**TO DO**
Tell how many lines in the data below include the word "Months". The answer is the number only.

**DATA FOR THIS EXERCISE**

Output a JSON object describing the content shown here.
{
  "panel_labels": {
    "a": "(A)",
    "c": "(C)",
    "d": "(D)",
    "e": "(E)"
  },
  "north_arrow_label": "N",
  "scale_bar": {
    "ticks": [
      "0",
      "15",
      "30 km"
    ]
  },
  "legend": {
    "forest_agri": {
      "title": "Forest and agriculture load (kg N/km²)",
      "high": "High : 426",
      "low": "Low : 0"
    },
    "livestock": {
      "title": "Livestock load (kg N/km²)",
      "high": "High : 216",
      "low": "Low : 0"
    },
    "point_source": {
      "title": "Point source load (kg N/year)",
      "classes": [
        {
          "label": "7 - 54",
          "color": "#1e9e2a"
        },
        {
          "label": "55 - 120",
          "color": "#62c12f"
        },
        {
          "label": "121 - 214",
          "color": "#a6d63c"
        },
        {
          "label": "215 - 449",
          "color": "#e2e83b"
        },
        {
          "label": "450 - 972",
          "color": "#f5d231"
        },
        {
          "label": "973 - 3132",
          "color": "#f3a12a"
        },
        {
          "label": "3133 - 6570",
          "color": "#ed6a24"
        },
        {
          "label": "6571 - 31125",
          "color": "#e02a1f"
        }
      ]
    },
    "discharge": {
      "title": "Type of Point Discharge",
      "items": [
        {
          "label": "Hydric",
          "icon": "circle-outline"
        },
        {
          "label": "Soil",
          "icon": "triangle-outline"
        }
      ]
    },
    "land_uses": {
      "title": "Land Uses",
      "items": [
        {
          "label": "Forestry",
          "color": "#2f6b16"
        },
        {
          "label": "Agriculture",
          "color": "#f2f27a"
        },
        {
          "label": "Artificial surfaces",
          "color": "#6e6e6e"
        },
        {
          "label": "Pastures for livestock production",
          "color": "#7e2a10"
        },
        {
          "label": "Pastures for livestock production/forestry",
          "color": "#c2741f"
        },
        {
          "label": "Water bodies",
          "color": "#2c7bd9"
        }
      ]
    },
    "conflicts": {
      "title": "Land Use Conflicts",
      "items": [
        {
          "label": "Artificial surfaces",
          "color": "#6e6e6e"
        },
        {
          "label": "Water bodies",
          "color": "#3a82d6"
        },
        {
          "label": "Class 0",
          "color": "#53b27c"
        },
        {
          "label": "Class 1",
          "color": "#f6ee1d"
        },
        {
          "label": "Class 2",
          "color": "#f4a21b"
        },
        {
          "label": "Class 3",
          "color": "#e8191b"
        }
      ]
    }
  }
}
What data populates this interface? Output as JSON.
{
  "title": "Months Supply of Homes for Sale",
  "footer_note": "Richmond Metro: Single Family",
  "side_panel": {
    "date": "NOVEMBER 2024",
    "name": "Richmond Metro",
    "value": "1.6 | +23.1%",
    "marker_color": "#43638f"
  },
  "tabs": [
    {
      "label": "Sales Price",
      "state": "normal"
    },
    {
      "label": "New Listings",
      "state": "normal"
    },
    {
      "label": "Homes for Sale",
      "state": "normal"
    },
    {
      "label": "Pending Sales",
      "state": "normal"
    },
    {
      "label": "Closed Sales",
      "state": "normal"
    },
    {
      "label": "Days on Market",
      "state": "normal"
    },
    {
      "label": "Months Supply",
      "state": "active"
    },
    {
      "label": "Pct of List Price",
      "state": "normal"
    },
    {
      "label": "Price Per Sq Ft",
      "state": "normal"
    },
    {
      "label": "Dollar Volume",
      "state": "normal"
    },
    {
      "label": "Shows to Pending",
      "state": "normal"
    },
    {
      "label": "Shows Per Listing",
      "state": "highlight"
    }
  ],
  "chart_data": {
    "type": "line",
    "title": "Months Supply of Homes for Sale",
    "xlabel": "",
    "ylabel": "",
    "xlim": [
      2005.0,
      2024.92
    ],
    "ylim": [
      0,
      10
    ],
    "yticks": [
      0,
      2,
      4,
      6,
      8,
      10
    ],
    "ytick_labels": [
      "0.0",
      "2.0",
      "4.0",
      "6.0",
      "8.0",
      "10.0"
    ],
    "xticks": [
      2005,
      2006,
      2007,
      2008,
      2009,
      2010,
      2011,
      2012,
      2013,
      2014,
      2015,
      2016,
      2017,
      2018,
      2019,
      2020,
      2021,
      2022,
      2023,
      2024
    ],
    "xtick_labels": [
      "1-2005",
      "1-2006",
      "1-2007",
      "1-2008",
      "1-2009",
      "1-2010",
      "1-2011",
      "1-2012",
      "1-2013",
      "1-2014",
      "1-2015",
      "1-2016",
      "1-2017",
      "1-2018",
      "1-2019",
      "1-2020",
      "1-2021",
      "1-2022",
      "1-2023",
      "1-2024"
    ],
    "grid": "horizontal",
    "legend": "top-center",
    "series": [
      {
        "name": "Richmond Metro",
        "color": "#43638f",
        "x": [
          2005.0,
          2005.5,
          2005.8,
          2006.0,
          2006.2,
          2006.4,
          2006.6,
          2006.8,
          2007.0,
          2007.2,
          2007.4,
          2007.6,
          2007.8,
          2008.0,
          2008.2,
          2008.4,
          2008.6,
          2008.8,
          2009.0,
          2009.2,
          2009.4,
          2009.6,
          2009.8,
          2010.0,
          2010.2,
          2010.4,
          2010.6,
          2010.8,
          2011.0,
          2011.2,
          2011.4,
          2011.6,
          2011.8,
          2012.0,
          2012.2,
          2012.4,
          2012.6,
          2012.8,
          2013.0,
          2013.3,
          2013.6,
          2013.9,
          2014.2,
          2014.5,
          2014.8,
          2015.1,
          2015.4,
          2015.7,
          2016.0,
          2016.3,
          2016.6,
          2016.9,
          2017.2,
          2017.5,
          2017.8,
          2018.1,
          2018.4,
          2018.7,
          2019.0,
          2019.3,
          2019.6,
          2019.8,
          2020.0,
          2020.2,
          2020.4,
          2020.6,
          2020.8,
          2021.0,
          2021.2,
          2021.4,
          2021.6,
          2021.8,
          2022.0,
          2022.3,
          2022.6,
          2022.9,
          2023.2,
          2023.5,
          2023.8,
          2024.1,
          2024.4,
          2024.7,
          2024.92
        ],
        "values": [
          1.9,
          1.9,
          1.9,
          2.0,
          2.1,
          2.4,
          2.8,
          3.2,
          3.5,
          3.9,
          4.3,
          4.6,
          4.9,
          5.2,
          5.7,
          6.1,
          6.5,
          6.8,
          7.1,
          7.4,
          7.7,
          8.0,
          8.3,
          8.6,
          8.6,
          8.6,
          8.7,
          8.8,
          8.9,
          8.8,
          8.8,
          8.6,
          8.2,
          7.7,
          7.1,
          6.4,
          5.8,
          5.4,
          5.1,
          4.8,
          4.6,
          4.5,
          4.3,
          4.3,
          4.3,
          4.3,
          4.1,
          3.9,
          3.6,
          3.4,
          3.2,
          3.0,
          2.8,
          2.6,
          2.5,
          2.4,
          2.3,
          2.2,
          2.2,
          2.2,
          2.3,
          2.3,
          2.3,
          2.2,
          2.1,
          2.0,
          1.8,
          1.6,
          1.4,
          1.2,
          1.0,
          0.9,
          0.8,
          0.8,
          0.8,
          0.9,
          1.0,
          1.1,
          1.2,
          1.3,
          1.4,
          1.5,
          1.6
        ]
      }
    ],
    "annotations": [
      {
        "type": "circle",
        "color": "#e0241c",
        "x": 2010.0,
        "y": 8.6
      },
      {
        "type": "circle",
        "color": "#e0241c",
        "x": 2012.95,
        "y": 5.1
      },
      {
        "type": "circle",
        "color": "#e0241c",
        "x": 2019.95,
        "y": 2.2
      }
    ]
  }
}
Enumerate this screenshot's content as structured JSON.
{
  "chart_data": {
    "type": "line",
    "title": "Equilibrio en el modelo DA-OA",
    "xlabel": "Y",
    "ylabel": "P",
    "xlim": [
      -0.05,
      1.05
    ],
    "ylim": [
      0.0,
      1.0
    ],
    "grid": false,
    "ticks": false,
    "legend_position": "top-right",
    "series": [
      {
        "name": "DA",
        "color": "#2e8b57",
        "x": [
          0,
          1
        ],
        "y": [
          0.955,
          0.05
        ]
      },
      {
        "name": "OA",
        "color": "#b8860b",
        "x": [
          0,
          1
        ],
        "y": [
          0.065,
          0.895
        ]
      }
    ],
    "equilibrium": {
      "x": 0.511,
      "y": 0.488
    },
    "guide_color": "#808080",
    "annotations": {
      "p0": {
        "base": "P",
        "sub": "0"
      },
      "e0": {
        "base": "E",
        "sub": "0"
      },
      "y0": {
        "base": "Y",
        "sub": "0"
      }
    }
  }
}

**REPLY**
3